■ Exercise task:
Word for word, repeat the entries, minus the pictures.

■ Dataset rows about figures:
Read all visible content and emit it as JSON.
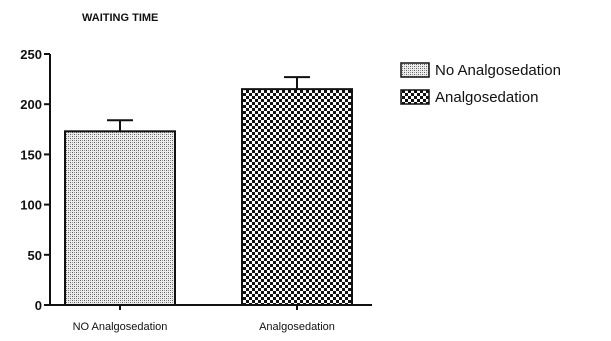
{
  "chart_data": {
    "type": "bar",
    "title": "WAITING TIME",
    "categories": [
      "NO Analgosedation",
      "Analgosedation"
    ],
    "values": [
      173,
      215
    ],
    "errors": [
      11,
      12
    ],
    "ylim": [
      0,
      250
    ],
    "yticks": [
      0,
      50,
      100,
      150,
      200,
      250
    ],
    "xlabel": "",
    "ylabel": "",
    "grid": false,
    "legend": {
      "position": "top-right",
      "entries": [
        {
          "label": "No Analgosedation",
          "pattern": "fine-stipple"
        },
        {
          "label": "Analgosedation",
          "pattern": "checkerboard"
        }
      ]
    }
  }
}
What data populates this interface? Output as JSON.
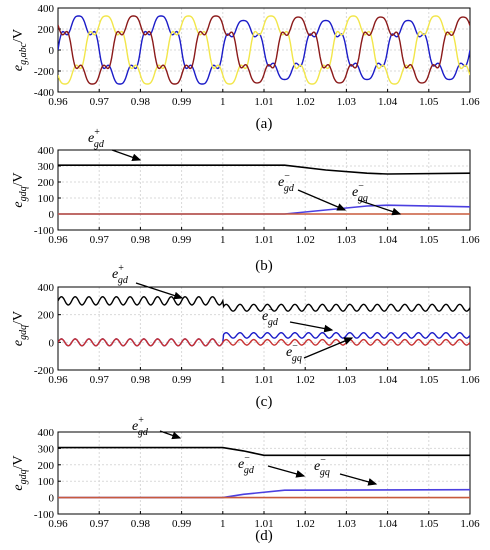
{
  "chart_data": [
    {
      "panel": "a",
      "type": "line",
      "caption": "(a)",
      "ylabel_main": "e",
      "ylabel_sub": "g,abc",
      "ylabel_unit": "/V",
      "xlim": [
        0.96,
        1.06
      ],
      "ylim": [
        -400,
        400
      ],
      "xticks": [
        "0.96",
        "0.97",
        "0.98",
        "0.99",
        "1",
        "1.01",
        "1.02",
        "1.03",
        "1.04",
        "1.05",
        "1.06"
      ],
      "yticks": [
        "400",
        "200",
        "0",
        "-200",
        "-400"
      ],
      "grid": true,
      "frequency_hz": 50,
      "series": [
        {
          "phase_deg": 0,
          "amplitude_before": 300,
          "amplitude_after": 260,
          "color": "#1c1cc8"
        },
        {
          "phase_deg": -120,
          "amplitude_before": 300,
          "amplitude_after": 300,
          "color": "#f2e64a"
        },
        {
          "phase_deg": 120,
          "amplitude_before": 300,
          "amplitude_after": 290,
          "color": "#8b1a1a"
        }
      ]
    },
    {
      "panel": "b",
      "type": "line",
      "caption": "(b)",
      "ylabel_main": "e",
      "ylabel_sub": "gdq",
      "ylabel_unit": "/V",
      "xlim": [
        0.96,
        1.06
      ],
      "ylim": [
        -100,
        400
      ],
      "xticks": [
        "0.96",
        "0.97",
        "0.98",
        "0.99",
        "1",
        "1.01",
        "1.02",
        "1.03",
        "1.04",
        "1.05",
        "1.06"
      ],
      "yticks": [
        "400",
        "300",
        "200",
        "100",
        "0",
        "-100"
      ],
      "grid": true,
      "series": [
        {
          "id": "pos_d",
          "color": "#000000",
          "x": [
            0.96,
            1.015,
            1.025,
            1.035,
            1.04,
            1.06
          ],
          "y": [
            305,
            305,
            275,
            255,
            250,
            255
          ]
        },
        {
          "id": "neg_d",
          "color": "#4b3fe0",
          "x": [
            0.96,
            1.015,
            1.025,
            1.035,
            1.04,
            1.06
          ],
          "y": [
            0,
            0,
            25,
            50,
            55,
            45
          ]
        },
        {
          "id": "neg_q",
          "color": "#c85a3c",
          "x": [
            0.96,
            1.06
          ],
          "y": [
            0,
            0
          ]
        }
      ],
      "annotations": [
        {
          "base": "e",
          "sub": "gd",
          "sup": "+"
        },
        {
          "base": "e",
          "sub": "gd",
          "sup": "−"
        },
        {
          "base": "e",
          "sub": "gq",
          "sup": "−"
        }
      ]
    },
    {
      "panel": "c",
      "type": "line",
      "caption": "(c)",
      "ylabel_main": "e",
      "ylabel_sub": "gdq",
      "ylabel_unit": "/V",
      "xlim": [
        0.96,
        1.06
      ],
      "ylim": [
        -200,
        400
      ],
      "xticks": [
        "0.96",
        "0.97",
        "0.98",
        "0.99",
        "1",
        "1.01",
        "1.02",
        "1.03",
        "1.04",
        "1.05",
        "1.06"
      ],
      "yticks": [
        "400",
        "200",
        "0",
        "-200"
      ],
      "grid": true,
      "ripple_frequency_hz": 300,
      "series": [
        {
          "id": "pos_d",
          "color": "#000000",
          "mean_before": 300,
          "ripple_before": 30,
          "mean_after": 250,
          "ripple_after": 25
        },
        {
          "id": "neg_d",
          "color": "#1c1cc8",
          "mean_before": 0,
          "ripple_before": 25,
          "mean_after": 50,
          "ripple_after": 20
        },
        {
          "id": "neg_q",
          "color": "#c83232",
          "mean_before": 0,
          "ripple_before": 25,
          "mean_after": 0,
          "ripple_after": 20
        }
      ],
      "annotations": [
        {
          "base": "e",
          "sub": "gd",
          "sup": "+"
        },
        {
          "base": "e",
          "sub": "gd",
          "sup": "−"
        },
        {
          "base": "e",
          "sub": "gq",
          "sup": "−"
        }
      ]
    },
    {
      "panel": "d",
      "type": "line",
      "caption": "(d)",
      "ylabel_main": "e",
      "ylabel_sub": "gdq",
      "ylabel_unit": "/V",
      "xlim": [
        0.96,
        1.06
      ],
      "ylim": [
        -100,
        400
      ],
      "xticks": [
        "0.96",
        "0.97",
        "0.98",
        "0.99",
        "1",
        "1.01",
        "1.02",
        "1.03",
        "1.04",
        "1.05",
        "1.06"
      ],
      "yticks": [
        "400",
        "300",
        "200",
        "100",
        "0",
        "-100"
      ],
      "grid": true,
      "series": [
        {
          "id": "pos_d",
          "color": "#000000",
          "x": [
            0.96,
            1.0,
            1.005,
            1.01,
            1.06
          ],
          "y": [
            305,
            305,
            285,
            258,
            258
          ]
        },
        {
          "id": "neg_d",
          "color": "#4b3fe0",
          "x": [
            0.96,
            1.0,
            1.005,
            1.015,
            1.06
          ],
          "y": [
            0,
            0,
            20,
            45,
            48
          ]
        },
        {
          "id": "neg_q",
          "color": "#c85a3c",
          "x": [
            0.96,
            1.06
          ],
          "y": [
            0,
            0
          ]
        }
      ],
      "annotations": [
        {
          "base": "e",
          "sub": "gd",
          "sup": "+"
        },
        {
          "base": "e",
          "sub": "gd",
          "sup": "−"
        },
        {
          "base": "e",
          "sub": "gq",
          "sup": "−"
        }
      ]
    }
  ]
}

■ Task result:
Read all visible content and emit it as JSON.
{
  "chart_data": {
    "type": "bar",
    "title": "WAITING TIME",
    "categories": [
      "NO Analgosedation",
      "Analgosedation"
    ],
    "values": [
      173,
      215
    ],
    "errors": [
      11,
      12
    ],
    "ylim": [
      0,
      250
    ],
    "yticks": [
      0,
      50,
      100,
      150,
      200,
      250
    ],
    "xlabel": "",
    "ylabel": "",
    "grid": false,
    "legend": {
      "position": "top-right",
      "entries": [
        {
          "label": "No Analgosedation",
          "pattern": "fine-stipple"
        },
        {
          "label": "Analgosedation",
          "pattern": "checkerboard"
        }
      ]
    }
  }
}
What data populates this interface? Output as JSON.
{
  "chart_data": [
    {
      "panel": "a",
      "type": "line",
      "caption": "(a)",
      "ylabel_main": "e",
      "ylabel_sub": "g,abc",
      "ylabel_unit": "/V",
      "xlim": [
        0.96,
        1.06
      ],
      "ylim": [
        -400,
        400
      ],
      "xticks": [
        "0.96",
        "0.97",
        "0.98",
        "0.99",
        "1",
        "1.01",
        "1.02",
        "1.03",
        "1.04",
        "1.05",
        "1.06"
      ],
      "yticks": [
        "400",
        "200",
        "0",
        "-200",
        "-400"
      ],
      "grid": true,
      "frequency_hz": 50,
      "series": [
        {
          "phase_deg": 0,
          "amplitude_before": 300,
          "amplitude_after": 260,
          "color": "#1c1cc8"
        },
        {
          "phase_deg": -120,
          "amplitude_before": 300,
          "amplitude_after": 300,
          "color": "#f2e64a"
        },
        {
          "phase_deg": 120,
          "amplitude_before": 300,
          "amplitude_after": 290,
          "color": "#8b1a1a"
        }
      ]
    },
    {
      "panel": "b",
      "type": "line",
      "caption": "(b)",
      "ylabel_main": "e",
      "ylabel_sub": "gdq",
      "ylabel_unit": "/V",
      "xlim": [
        0.96,
        1.06
      ],
      "ylim": [
        -100,
        400
      ],
      "xticks": [
        "0.96",
        "0.97",
        "0.98",
        "0.99",
        "1",
        "1.01",
        "1.02",
        "1.03",
        "1.04",
        "1.05",
        "1.06"
      ],
      "yticks": [
        "400",
        "300",
        "200",
        "100",
        "0",
        "-100"
      ],
      "grid": true,
      "series": [
        {
          "id": "pos_d",
          "color": "#000000",
          "x": [
            0.96,
            1.015,
            1.025,
            1.035,
            1.04,
            1.06
          ],
          "y": [
            305,
            305,
            275,
            255,
            250,
            255
          ]
        },
        {
          "id": "neg_d",
          "color": "#4b3fe0",
          "x": [
            0.96,
            1.015,
            1.025,
            1.035,
            1.04,
            1.06
          ],
          "y": [
            0,
            0,
            25,
            50,
            55,
            45
          ]
        },
        {
          "id": "neg_q",
          "color": "#c85a3c",
          "x": [
            0.96,
            1.06
          ],
          "y": [
            0,
            0
          ]
        }
      ],
      "annotations": [
        {
          "base": "e",
          "sub": "gd",
          "sup": "+"
        },
        {
          "base": "e",
          "sub": "gd",
          "sup": "−"
        },
        {
          "base": "e",
          "sub": "gq",
          "sup": "−"
        }
      ]
    },
    {
      "panel": "c",
      "type": "line",
      "caption": "(c)",
      "ylabel_main": "e",
      "ylabel_sub": "gdq",
      "ylabel_unit": "/V",
      "xlim": [
        0.96,
        1.06
      ],
      "ylim": [
        -200,
        400
      ],
      "xticks": [
        "0.96",
        "0.97",
        "0.98",
        "0.99",
        "1",
        "1.01",
        "1.02",
        "1.03",
        "1.04",
        "1.05",
        "1.06"
      ],
      "yticks": [
        "400",
        "200",
        "0",
        "-200"
      ],
      "grid": true,
      "ripple_frequency_hz": 300,
      "series": [
        {
          "id": "pos_d",
          "color": "#000000",
          "mean_before": 300,
          "ripple_before": 30,
          "mean_after": 250,
          "ripple_after": 25
        },
        {
          "id": "neg_d",
          "color": "#1c1cc8",
          "mean_before": 0,
          "ripple_before": 25,
          "mean_after": 50,
          "ripple_after": 20
        },
        {
          "id": "neg_q",
          "color": "#c83232",
          "mean_before": 0,
          "ripple_before": 25,
          "mean_after": 0,
          "ripple_after": 20
        }
      ],
      "annotations": [
        {
          "base": "e",
          "sub": "gd",
          "sup": "+"
        },
        {
          "base": "e",
          "sub": "gd",
          "sup": "−"
        },
        {
          "base": "e",
          "sub": "gq",
          "sup": "−"
        }
      ]
    },
    {
      "panel": "d",
      "type": "line",
      "caption": "(d)",
      "ylabel_main": "e",
      "ylabel_sub": "gdq",
      "ylabel_unit": "/V",
      "xlim": [
        0.96,
        1.06
      ],
      "ylim": [
        -100,
        400
      ],
      "xticks": [
        "0.96",
        "0.97",
        "0.98",
        "0.99",
        "1",
        "1.01",
        "1.02",
        "1.03",
        "1.04",
        "1.05",
        "1.06"
      ],
      "yticks": [
        "400",
        "300",
        "200",
        "100",
        "0",
        "-100"
      ],
      "grid": true,
      "series": [
        {
          "id": "pos_d",
          "color": "#000000",
          "x": [
            0.96,
            1.0,
            1.005,
            1.01,
            1.06
          ],
          "y": [
            305,
            305,
            285,
            258,
            258
          ]
        },
        {
          "id": "neg_d",
          "color": "#4b3fe0",
          "x": [
            0.96,
            1.0,
            1.005,
            1.015,
            1.06
          ],
          "y": [
            0,
            0,
            20,
            45,
            48
          ]
        },
        {
          "id": "neg_q",
          "color": "#c85a3c",
          "x": [
            0.96,
            1.06
          ],
          "y": [
            0,
            0
          ]
        }
      ],
      "annotations": [
        {
          "base": "e",
          "sub": "gd",
          "sup": "+"
        },
        {
          "base": "e",
          "sub": "gd",
          "sup": "−"
        },
        {
          "base": "e",
          "sub": "gq",
          "sup": "−"
        }
      ]
    }
  ]
}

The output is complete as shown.